Data:
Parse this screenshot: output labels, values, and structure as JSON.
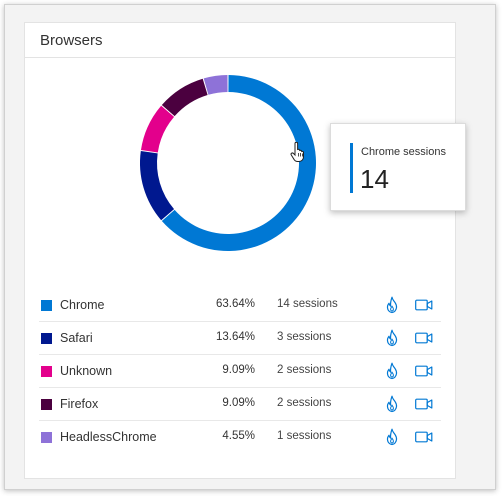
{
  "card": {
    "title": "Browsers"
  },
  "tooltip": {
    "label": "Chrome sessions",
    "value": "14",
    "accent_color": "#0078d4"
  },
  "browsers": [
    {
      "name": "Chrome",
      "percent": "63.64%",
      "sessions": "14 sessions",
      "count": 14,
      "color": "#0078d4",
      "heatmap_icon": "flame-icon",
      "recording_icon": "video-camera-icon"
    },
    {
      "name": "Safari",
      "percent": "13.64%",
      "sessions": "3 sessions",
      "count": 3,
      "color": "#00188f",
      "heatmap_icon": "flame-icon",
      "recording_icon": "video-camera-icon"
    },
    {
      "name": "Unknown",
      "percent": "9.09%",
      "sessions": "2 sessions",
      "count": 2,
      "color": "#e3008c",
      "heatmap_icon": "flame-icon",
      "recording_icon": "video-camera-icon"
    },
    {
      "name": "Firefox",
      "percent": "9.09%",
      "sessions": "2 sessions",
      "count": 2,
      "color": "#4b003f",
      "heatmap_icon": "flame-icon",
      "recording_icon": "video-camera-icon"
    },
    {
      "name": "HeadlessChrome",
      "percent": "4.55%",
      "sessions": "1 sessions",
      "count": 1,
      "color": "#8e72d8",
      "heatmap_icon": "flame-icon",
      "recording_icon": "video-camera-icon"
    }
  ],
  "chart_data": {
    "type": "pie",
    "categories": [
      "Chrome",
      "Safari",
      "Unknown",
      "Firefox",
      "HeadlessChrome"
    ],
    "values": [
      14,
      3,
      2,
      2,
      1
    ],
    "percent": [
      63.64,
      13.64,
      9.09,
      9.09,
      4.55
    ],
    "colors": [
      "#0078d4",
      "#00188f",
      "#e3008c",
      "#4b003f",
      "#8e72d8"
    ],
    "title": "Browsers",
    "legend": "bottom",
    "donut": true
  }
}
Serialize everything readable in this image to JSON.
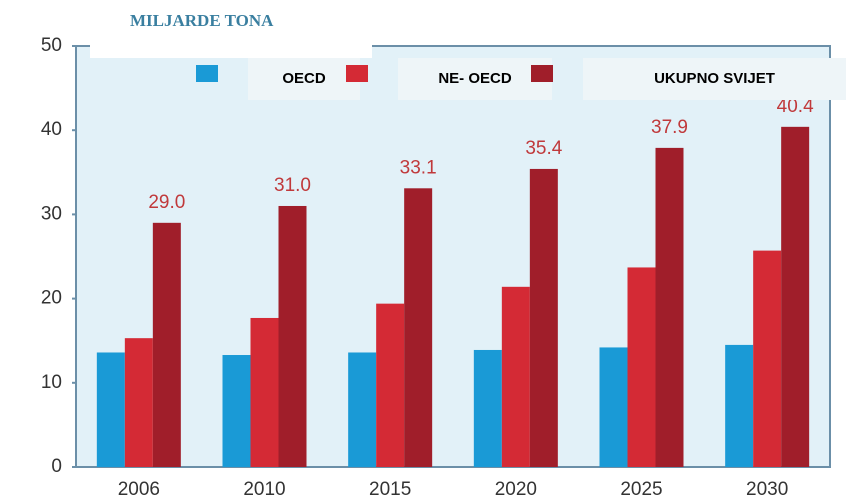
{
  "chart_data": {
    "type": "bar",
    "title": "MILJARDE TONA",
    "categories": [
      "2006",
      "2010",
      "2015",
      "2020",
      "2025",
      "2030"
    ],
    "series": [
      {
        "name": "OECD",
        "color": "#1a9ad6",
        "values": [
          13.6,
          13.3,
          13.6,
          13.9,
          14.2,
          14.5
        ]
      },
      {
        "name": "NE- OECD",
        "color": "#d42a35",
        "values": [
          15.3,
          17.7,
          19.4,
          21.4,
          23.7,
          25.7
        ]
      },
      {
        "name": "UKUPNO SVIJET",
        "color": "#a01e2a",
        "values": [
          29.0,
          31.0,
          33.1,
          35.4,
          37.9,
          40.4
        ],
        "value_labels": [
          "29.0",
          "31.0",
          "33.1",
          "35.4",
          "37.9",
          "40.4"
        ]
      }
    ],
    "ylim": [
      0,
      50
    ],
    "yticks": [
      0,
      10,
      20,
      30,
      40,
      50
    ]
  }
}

--

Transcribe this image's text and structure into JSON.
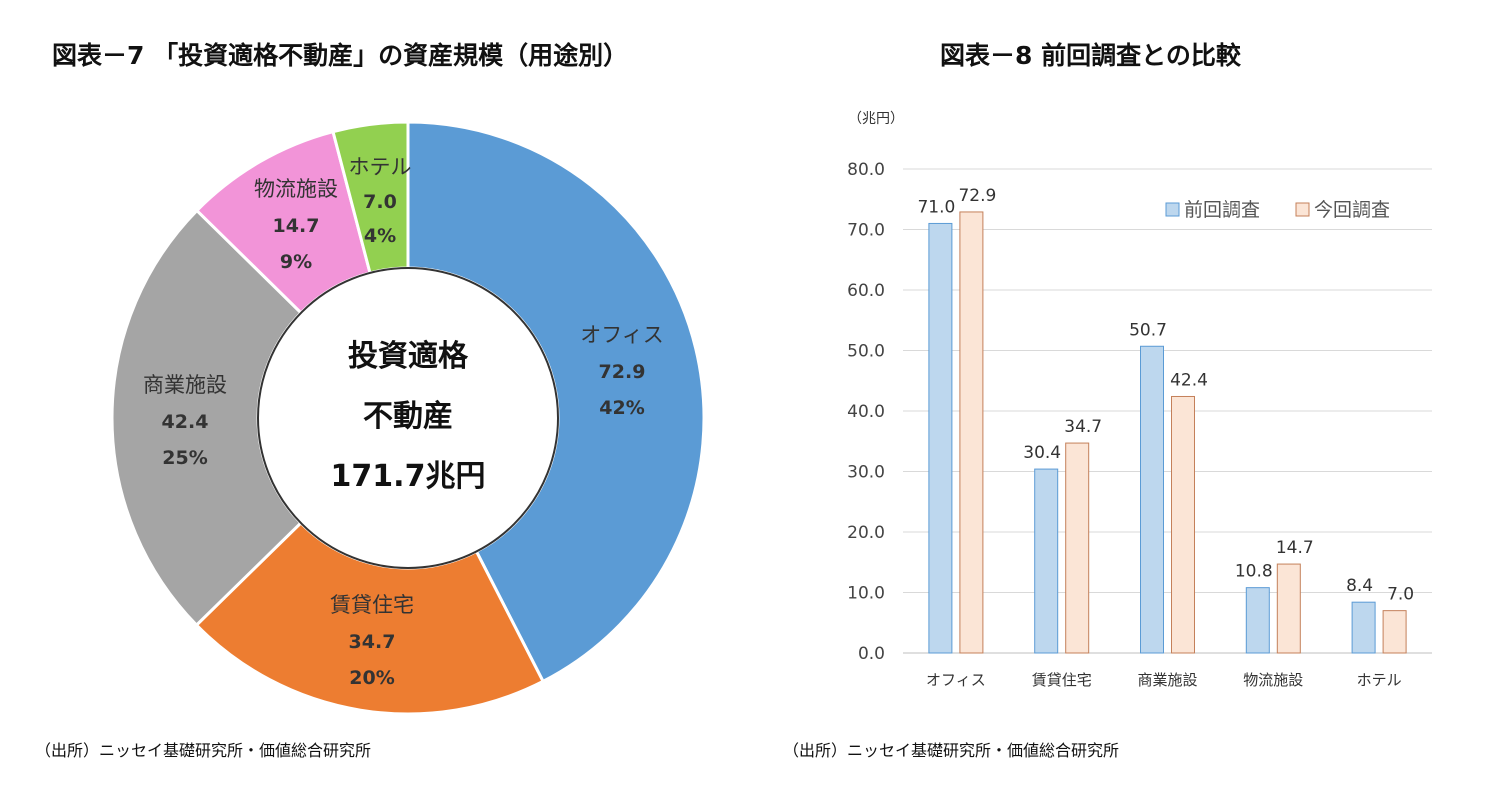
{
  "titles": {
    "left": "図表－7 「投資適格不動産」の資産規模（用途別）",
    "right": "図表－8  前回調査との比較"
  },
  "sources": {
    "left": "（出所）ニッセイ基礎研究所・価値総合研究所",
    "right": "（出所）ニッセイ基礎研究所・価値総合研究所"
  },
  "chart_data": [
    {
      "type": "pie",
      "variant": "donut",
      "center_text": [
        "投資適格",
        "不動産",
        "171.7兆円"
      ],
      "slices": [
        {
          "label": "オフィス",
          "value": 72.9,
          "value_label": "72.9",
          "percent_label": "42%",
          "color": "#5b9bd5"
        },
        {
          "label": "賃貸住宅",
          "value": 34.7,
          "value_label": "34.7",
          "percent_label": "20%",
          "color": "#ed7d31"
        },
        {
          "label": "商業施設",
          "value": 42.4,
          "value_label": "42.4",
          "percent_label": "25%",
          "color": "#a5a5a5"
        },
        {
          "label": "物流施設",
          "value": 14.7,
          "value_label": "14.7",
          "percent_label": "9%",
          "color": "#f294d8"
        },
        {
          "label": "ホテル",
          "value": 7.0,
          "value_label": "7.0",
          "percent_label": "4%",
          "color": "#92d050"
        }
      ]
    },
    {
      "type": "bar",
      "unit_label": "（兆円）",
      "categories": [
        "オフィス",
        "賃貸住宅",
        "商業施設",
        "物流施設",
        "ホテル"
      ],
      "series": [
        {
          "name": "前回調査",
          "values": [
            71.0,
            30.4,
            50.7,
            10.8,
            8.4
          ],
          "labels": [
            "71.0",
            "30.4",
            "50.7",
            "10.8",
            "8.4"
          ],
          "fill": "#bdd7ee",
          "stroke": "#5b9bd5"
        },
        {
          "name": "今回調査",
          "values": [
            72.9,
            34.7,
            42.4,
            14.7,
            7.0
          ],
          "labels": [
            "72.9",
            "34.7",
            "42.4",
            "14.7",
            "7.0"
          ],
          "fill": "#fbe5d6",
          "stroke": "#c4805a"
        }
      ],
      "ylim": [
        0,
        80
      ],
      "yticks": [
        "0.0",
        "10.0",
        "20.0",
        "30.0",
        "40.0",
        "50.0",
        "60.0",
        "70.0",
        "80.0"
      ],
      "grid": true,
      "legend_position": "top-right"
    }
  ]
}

Exercise:
In the entries above, find each line with the string "name" and copy it.

Result:
      "name": "Chrome",
      "name": "Safari",
      "name": "Unknown",
      "name": "Firefox",
      "name": "HeadlessChrome",
        "name": "OECD",
        "name": "NE- OECD",
        "name": "UKUPNO SVIJET",
          "name": "前回調査",
          "name": "今回調査",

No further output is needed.